## TASK INSTRUCTIONS
Return every line below as is, leaving out the pictures.

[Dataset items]

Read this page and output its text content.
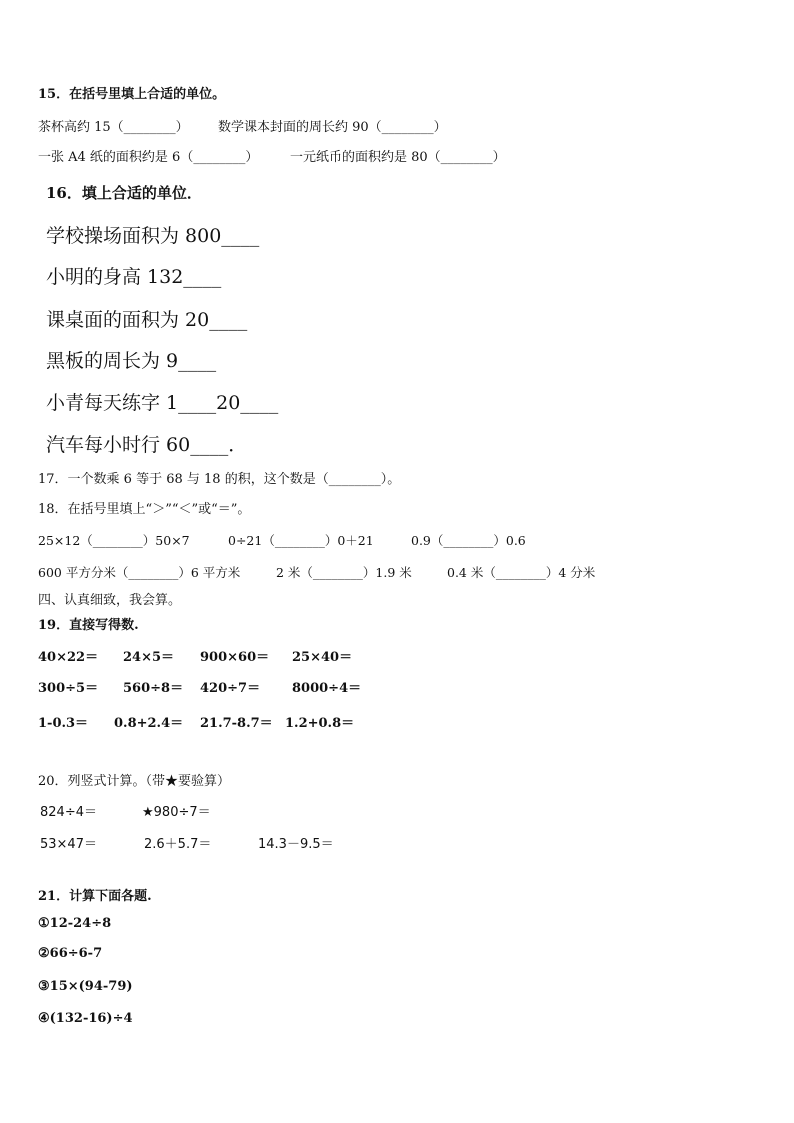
15．在括号里填上合适的单位。
茶杯高约 15（________） 数学课本封面的周长约 90（________）
一张 A4 纸的面积约是 6（________） 一元纸币的面积约是 80（________）
16．填上合适的单位．
学校操场面积为 800____
小明的身高 132____
课桌面的面积为 20____
黑板的周长为 9____
小青每天练字 1____20____
汽车每小时行 60____．
17．一个数乘 6 等于 68 与 18 的积，这个数是（________）。
18．在括号里填上“＞”“＜”或“＝”。
25×12（________）50×7	0÷21（________）0＋21	0.9（________）0.6
600 平方分米（________）6 平方米	2 米（________）1.9 米	0.4 米（________）4 分米
四、认真细致，我会算。
19．直接写得数.
40×22＝ 24×5＝ 900×60＝ 25×40＝
300÷5＝ 560÷8＝ 420÷7＝ 8000÷4＝
1-0.3＝ 0.8+2.4＝ 21.7-8.7＝ 1.2+0.8＝
20．列竖式计算。（带★要验算）
824÷4＝	★980÷7＝
53×47＝	2.6＋5.7＝	14.3－9.5＝
21．计算下面各题.
①12-24÷8
②66÷6-7
③15×(94-79)
④(132-16)÷4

## OUTPUT OF THE TASK
Read this page and output its text content.
15．在括号里填上合适的单位。
茶杯高约 15（________） 数学课本封面的周长约 90（________）
一张 A4 纸的面积约是 6（________） 一元纸币的面积约是 80（________）
16．填上合适的单位．
学校操场面积为 800____
小明的身高 132____
课桌面的面积为 20____
黑板的周长为 9____
小青每天练字 1____20____
汽车每小时行 60____．
17．一个数乘 6 等于 68 与 18 的积，这个数是（________）。
18．在括号里填上“＞”“＜”或“＝”。
25×12（________）50×7	0÷21（________）0＋21	0.9（________）0.6
600 平方分米（________）6 平方米	2 米（________）1.9 米	0.4 米（________）4 分米
四、认真细致，我会算。
19．直接写得数.
40×22＝ 24×5＝ 900×60＝ 25×40＝
300÷5＝ 560÷8＝ 420÷7＝ 8000÷4＝
1-0.3＝ 0.8+2.4＝ 21.7-8.7＝ 1.2+0.8＝
20．列竖式计算。（带★要验算）
824÷4＝	★980÷7＝
53×47＝	2.6＋5.7＝	14.3－9.5＝
21．计算下面各题.
①12-24÷8
②66÷6-7
③15×(94-79)
④(132-16)÷4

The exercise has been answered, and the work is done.